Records

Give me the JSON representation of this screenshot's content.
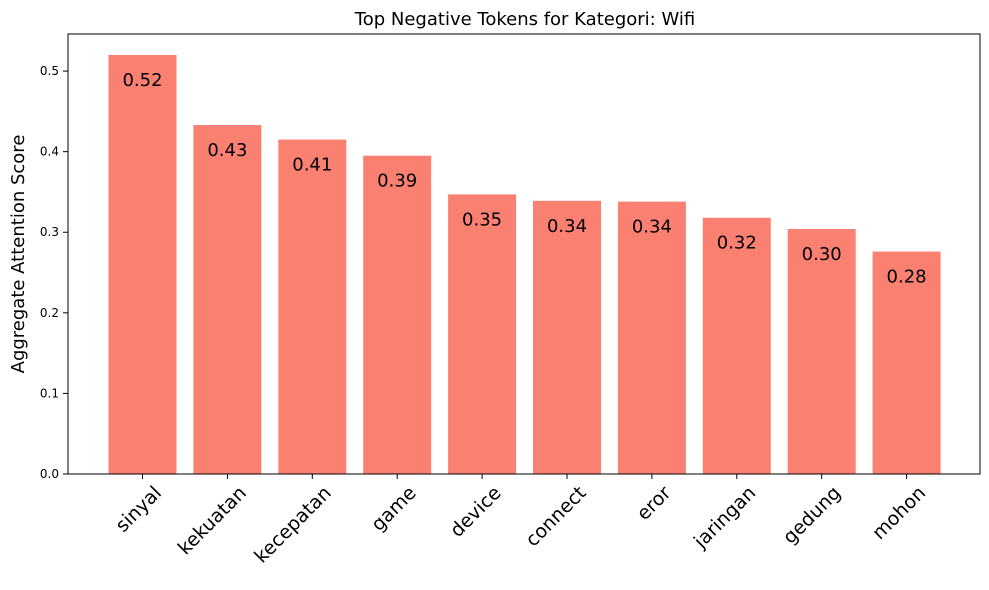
{
  "chart_data": {
    "type": "bar",
    "title": "Top Negative Tokens for Kategori: Wifi",
    "xlabel": "",
    "ylabel": "Aggregate Attention Score",
    "categories": [
      "sinyal",
      "kekuatan",
      "kecepatan",
      "game",
      "device",
      "connect",
      "eror",
      "jaringan",
      "gedung",
      "mohon"
    ],
    "values": [
      0.52,
      0.433,
      0.415,
      0.395,
      0.347,
      0.339,
      0.338,
      0.318,
      0.304,
      0.276
    ],
    "data_labels": [
      "0.52",
      "0.43",
      "0.41",
      "0.39",
      "0.35",
      "0.34",
      "0.34",
      "0.32",
      "0.30",
      "0.28"
    ],
    "ylim": [
      0,
      0.546
    ],
    "yticks": [
      0.0,
      0.1,
      0.2,
      0.3,
      0.4,
      0.5
    ],
    "ytick_labels": [
      "0.0",
      "0.1",
      "0.2",
      "0.3",
      "0.4",
      "0.5"
    ],
    "grid": false,
    "legend": "none",
    "colors": {
      "bar": "#fa8072",
      "axis": "#000000",
      "text": "#000000"
    }
  }
}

- **REQUEST**: Exclude all images and restate the records above word for word.

- **RESULT**:
Give me the JSON representation of this screenshot's content.
{
  "chart_data": {
    "type": "bar",
    "title": "Top Negative Tokens for Kategori: Wifi",
    "xlabel": "",
    "ylabel": "Aggregate Attention Score",
    "categories": [
      "sinyal",
      "kekuatan",
      "kecepatan",
      "game",
      "device",
      "connect",
      "eror",
      "jaringan",
      "gedung",
      "mohon"
    ],
    "values": [
      0.52,
      0.433,
      0.415,
      0.395,
      0.347,
      0.339,
      0.338,
      0.318,
      0.304,
      0.276
    ],
    "data_labels": [
      "0.52",
      "0.43",
      "0.41",
      "0.39",
      "0.35",
      "0.34",
      "0.34",
      "0.32",
      "0.30",
      "0.28"
    ],
    "ylim": [
      0,
      0.546
    ],
    "yticks": [
      0.0,
      0.1,
      0.2,
      0.3,
      0.4,
      0.5
    ],
    "ytick_labels": [
      "0.0",
      "0.1",
      "0.2",
      "0.3",
      "0.4",
      "0.5"
    ],
    "grid": false,
    "legend": "none",
    "colors": {
      "bar": "#fa8072",
      "axis": "#000000",
      "text": "#000000"
    }
  }
}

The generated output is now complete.